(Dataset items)

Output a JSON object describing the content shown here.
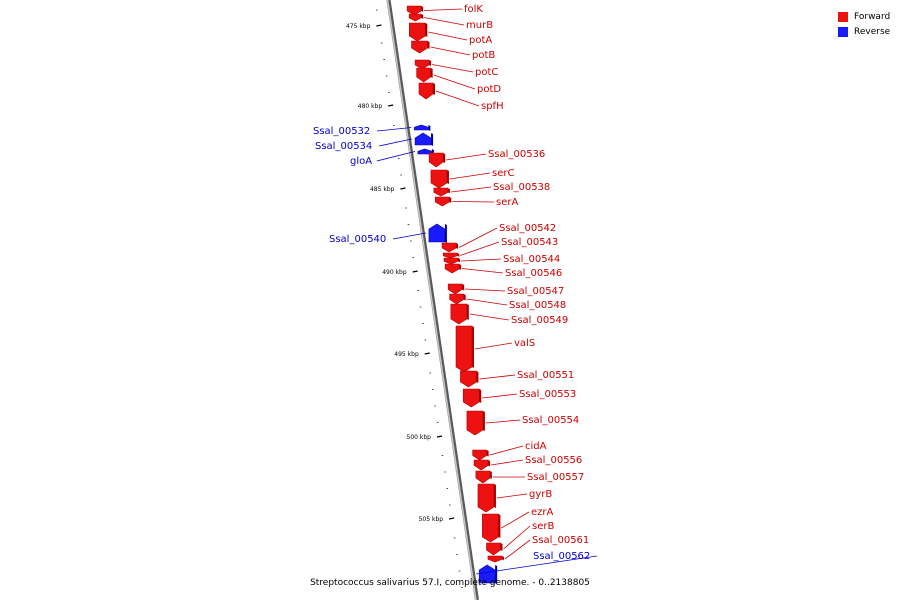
{
  "colors": {
    "forward": "#ee1111",
    "forward_label": "#cc0000",
    "reverse": "#1a1aff",
    "reverse_label": "#0000cc",
    "backbone": "#808080"
  },
  "legend": [
    {
      "label": "Forward",
      "strand": "forward"
    },
    {
      "label": "Reverse",
      "strand": "reverse"
    }
  ],
  "caption": "Streptococcus salivarius 57.I, complete genome. - 0..2138805",
  "ticks": [
    "475 kbp",
    "480 kbp",
    "485 kbp",
    "490 kbp",
    "495 kbp",
    "500 kbp",
    "505 kbp"
  ],
  "genes": [
    {
      "name": "folK",
      "strand": "forward"
    },
    {
      "name": "murB",
      "strand": "forward"
    },
    {
      "name": "potA",
      "strand": "forward"
    },
    {
      "name": "potB",
      "strand": "forward"
    },
    {
      "name": "potC",
      "strand": "forward"
    },
    {
      "name": "potD",
      "strand": "forward"
    },
    {
      "name": "spfH",
      "strand": "forward"
    },
    {
      "name": "Ssal_00532",
      "strand": "reverse"
    },
    {
      "name": "Ssal_00534",
      "strand": "reverse"
    },
    {
      "name": "gloA",
      "strand": "reverse"
    },
    {
      "name": "Ssal_00536",
      "strand": "forward"
    },
    {
      "name": "serC",
      "strand": "forward"
    },
    {
      "name": "Ssal_00538",
      "strand": "forward"
    },
    {
      "name": "serA",
      "strand": "forward"
    },
    {
      "name": "Ssal_00540",
      "strand": "reverse"
    },
    {
      "name": "Ssal_00542",
      "strand": "forward"
    },
    {
      "name": "Ssal_00543",
      "strand": "forward"
    },
    {
      "name": "Ssal_00544",
      "strand": "forward"
    },
    {
      "name": "Ssal_00546",
      "strand": "forward"
    },
    {
      "name": "Ssal_00547",
      "strand": "forward"
    },
    {
      "name": "Ssal_00548",
      "strand": "forward"
    },
    {
      "name": "Ssal_00549",
      "strand": "forward"
    },
    {
      "name": "valS",
      "strand": "forward"
    },
    {
      "name": "Ssal_00551",
      "strand": "forward"
    },
    {
      "name": "Ssal_00553",
      "strand": "forward"
    },
    {
      "name": "Ssal_00554",
      "strand": "forward"
    },
    {
      "name": "cidA",
      "strand": "forward"
    },
    {
      "name": "Ssal_00556",
      "strand": "forward"
    },
    {
      "name": "Ssal_00557",
      "strand": "forward"
    },
    {
      "name": "gyrB",
      "strand": "forward"
    },
    {
      "name": "ezrA",
      "strand": "forward"
    },
    {
      "name": "serB",
      "strand": "forward"
    },
    {
      "name": "Ssal_00561",
      "strand": "forward"
    },
    {
      "name": "Ssal_00562",
      "strand": "reverse"
    }
  ]
}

■ WHAT IS BEING ASKED
Output the data above exactly. Drop every picture.

■ RESPONSE AREA
Output a JSON object describing the content shown here.
{
  "colors": {
    "forward": "#ee1111",
    "forward_label": "#cc0000",
    "reverse": "#1a1aff",
    "reverse_label": "#0000cc",
    "backbone": "#808080"
  },
  "legend": [
    {
      "label": "Forward",
      "strand": "forward"
    },
    {
      "label": "Reverse",
      "strand": "reverse"
    }
  ],
  "caption": "Streptococcus salivarius 57.I, complete genome. - 0..2138805",
  "ticks": [
    "475 kbp",
    "480 kbp",
    "485 kbp",
    "490 kbp",
    "495 kbp",
    "500 kbp",
    "505 kbp"
  ],
  "genes": [
    {
      "name": "folK",
      "strand": "forward"
    },
    {
      "name": "murB",
      "strand": "forward"
    },
    {
      "name": "potA",
      "strand": "forward"
    },
    {
      "name": "potB",
      "strand": "forward"
    },
    {
      "name": "potC",
      "strand": "forward"
    },
    {
      "name": "potD",
      "strand": "forward"
    },
    {
      "name": "spfH",
      "strand": "forward"
    },
    {
      "name": "Ssal_00532",
      "strand": "reverse"
    },
    {
      "name": "Ssal_00534",
      "strand": "reverse"
    },
    {
      "name": "gloA",
      "strand": "reverse"
    },
    {
      "name": "Ssal_00536",
      "strand": "forward"
    },
    {
      "name": "serC",
      "strand": "forward"
    },
    {
      "name": "Ssal_00538",
      "strand": "forward"
    },
    {
      "name": "serA",
      "strand": "forward"
    },
    {
      "name": "Ssal_00540",
      "strand": "reverse"
    },
    {
      "name": "Ssal_00542",
      "strand": "forward"
    },
    {
      "name": "Ssal_00543",
      "strand": "forward"
    },
    {
      "name": "Ssal_00544",
      "strand": "forward"
    },
    {
      "name": "Ssal_00546",
      "strand": "forward"
    },
    {
      "name": "Ssal_00547",
      "strand": "forward"
    },
    {
      "name": "Ssal_00548",
      "strand": "forward"
    },
    {
      "name": "Ssal_00549",
      "strand": "forward"
    },
    {
      "name": "valS",
      "strand": "forward"
    },
    {
      "name": "Ssal_00551",
      "strand": "forward"
    },
    {
      "name": "Ssal_00553",
      "strand": "forward"
    },
    {
      "name": "Ssal_00554",
      "strand": "forward"
    },
    {
      "name": "cidA",
      "strand": "forward"
    },
    {
      "name": "Ssal_00556",
      "strand": "forward"
    },
    {
      "name": "Ssal_00557",
      "strand": "forward"
    },
    {
      "name": "gyrB",
      "strand": "forward"
    },
    {
      "name": "ezrA",
      "strand": "forward"
    },
    {
      "name": "serB",
      "strand": "forward"
    },
    {
      "name": "Ssal_00561",
      "strand": "forward"
    },
    {
      "name": "Ssal_00562",
      "strand": "reverse"
    }
  ]
}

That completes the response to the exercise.